RECORD EXCERPTS
----

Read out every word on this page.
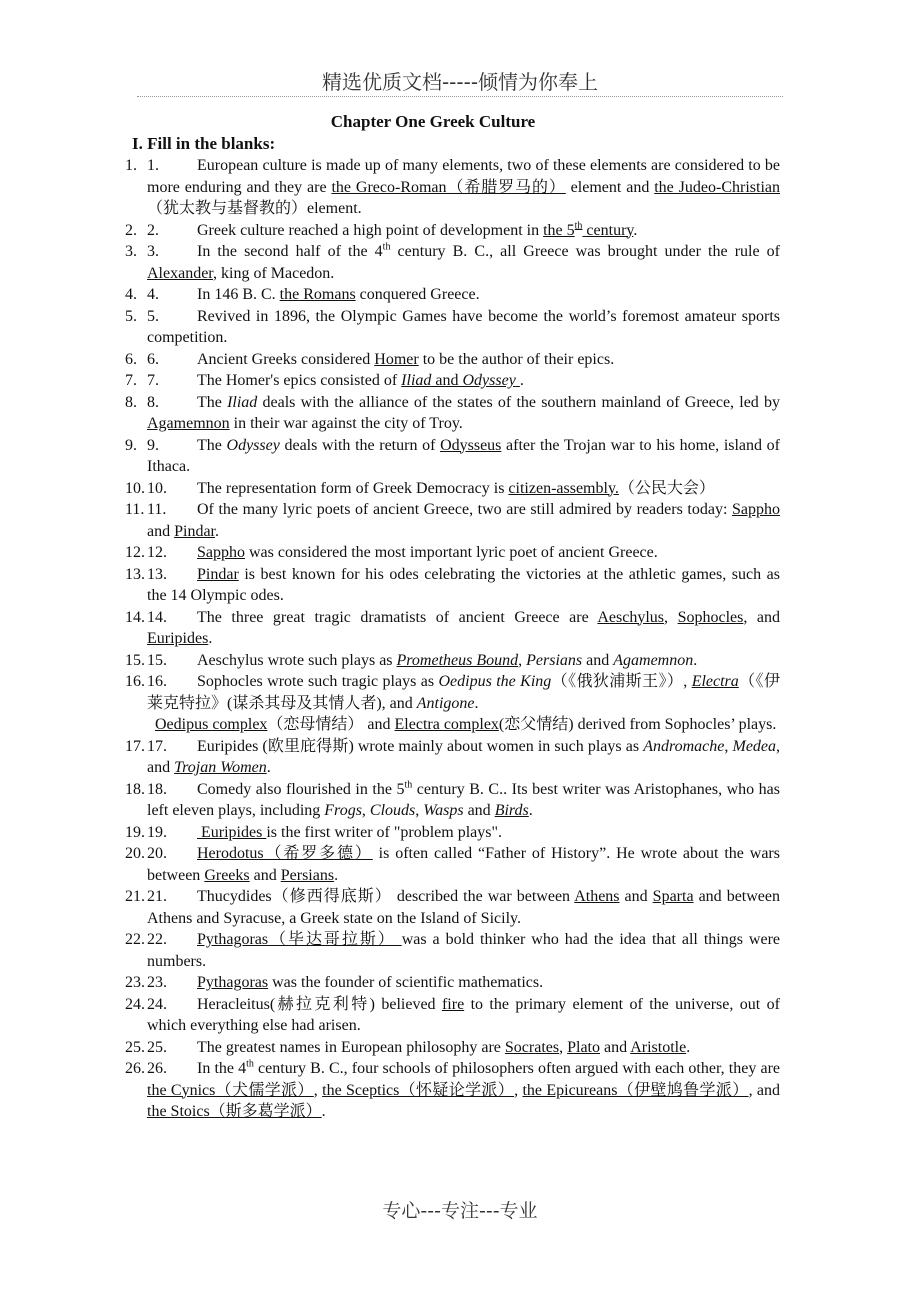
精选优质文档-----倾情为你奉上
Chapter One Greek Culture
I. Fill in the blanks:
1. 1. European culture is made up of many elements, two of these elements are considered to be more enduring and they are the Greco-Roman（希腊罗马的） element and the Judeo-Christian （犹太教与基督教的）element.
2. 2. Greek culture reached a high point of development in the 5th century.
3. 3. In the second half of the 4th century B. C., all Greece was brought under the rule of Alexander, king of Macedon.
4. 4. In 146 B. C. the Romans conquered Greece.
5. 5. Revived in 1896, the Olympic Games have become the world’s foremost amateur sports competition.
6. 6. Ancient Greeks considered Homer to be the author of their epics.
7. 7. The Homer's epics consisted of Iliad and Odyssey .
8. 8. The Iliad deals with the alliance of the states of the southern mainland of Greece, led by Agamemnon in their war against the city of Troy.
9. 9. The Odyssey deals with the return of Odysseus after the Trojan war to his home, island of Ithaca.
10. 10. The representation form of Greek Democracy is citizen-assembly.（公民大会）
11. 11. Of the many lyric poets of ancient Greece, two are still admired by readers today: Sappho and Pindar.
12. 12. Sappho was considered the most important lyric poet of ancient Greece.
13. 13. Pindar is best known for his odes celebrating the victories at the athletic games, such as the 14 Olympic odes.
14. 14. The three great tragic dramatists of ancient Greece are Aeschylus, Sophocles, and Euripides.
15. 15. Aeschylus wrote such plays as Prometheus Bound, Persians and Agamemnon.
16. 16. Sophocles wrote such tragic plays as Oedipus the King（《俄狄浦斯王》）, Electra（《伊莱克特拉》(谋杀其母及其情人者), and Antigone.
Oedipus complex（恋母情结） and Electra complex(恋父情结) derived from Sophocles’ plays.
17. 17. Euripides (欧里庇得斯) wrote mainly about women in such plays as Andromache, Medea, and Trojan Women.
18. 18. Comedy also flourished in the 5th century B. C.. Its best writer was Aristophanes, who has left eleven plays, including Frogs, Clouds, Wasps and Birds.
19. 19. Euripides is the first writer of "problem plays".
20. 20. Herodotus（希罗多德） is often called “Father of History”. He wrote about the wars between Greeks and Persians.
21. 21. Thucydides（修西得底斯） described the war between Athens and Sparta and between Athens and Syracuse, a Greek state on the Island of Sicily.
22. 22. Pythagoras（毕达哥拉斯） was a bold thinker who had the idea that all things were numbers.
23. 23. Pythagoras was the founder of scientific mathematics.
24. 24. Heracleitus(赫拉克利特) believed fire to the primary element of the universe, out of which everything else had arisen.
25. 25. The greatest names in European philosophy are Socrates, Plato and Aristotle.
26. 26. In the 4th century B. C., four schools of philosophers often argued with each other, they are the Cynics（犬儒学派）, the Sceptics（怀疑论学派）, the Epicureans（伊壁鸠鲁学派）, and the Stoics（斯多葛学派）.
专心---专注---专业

----

REQUEST
In the entries above, find every line with the word "Euripides" and list it.

RESPONSE
14. 14. The three great tragic dramatists of ancient Greece are Aeschylus, Sophocles, and Euripides.
17. 17. Euripides (欧里庇得斯) wrote mainly about women in such plays as Andromache, Medea, and Trojan Women.
19. 19. Euripides is the first writer of "problem plays".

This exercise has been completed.